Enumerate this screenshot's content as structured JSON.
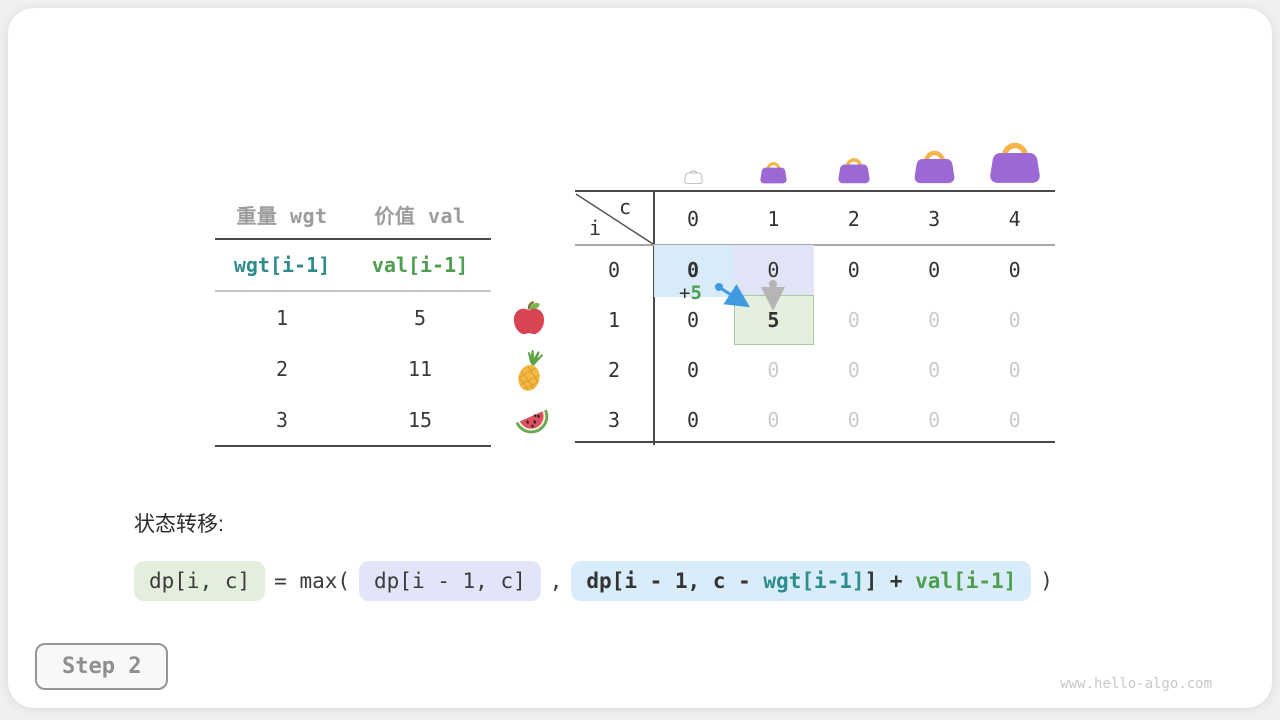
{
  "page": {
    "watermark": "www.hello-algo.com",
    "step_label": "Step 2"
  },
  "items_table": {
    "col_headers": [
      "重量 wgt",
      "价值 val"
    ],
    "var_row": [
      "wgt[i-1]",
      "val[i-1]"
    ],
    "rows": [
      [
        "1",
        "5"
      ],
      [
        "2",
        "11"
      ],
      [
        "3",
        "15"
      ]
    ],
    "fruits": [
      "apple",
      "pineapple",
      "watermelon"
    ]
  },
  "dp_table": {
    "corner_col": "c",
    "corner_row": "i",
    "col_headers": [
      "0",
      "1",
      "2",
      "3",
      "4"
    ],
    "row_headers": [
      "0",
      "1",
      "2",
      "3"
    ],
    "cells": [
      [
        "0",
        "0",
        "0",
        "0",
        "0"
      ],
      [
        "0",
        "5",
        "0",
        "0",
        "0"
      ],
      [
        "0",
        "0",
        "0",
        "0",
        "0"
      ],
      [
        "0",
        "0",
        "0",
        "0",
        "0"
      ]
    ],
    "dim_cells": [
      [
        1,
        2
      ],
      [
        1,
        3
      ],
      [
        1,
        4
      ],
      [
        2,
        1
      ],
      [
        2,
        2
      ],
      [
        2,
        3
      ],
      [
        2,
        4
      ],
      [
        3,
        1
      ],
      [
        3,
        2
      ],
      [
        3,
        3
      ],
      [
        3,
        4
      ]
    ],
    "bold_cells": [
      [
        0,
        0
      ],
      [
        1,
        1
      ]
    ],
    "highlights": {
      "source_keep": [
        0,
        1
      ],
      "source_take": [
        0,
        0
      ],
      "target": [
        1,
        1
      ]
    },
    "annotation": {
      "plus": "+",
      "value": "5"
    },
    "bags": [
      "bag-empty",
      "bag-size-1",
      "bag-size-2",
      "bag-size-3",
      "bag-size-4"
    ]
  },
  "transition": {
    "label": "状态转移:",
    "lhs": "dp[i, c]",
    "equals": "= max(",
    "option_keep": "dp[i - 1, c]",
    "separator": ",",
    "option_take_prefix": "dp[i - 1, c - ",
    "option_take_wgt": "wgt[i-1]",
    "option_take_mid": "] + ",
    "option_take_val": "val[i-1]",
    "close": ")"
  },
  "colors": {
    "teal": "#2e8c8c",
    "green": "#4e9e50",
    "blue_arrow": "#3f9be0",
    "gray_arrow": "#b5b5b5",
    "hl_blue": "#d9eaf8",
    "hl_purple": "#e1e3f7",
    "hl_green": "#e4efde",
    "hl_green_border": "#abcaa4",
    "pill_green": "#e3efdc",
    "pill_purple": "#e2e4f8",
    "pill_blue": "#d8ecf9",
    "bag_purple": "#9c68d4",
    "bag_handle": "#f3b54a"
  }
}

******************************

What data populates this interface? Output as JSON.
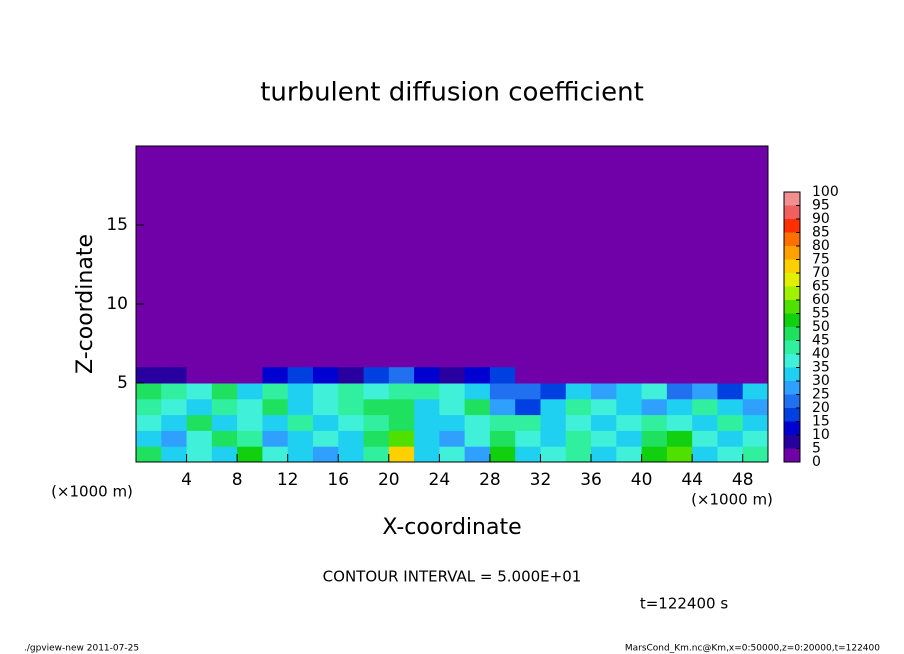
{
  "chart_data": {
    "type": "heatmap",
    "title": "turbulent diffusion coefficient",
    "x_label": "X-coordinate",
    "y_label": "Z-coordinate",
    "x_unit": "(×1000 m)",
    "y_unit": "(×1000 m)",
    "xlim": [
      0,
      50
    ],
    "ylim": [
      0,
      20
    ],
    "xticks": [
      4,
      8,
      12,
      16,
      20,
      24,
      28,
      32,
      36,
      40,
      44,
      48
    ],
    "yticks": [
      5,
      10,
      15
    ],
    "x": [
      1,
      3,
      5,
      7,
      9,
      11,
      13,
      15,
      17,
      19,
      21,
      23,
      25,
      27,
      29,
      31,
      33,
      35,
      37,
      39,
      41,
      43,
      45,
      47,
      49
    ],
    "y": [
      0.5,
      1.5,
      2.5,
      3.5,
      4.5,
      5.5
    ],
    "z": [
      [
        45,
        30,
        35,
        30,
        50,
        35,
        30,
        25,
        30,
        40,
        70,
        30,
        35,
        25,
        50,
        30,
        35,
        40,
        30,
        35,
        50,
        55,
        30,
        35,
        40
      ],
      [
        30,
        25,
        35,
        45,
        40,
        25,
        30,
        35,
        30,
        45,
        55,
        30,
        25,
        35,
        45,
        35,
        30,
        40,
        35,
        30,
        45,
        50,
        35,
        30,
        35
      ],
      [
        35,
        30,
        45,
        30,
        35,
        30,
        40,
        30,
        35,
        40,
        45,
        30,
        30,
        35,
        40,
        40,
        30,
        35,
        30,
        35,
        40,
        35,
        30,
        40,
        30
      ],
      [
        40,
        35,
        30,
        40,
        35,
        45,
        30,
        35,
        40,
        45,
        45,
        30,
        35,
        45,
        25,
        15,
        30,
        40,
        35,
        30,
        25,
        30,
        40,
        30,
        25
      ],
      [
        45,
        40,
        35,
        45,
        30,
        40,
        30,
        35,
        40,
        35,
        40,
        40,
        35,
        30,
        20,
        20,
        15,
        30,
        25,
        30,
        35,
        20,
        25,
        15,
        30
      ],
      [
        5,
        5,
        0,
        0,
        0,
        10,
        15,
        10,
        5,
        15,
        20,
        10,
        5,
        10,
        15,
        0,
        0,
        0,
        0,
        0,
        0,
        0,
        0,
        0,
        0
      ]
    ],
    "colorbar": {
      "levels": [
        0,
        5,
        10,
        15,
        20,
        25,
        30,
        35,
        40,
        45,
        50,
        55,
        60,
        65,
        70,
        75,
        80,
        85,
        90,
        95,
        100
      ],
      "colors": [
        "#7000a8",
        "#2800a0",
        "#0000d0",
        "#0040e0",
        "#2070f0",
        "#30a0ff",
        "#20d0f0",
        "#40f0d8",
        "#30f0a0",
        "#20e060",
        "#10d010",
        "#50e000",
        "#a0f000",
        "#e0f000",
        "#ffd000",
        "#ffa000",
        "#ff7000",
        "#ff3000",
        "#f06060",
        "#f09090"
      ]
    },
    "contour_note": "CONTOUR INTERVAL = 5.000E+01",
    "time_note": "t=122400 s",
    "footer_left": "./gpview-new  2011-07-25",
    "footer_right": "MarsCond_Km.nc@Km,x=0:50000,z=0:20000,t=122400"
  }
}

******************************

• [To do]
Identify each line containing the string "coordinate" and copy it out.

• [The reply]
    "x_label": "X-coordinate",
    "y_label": "Z-coordinate",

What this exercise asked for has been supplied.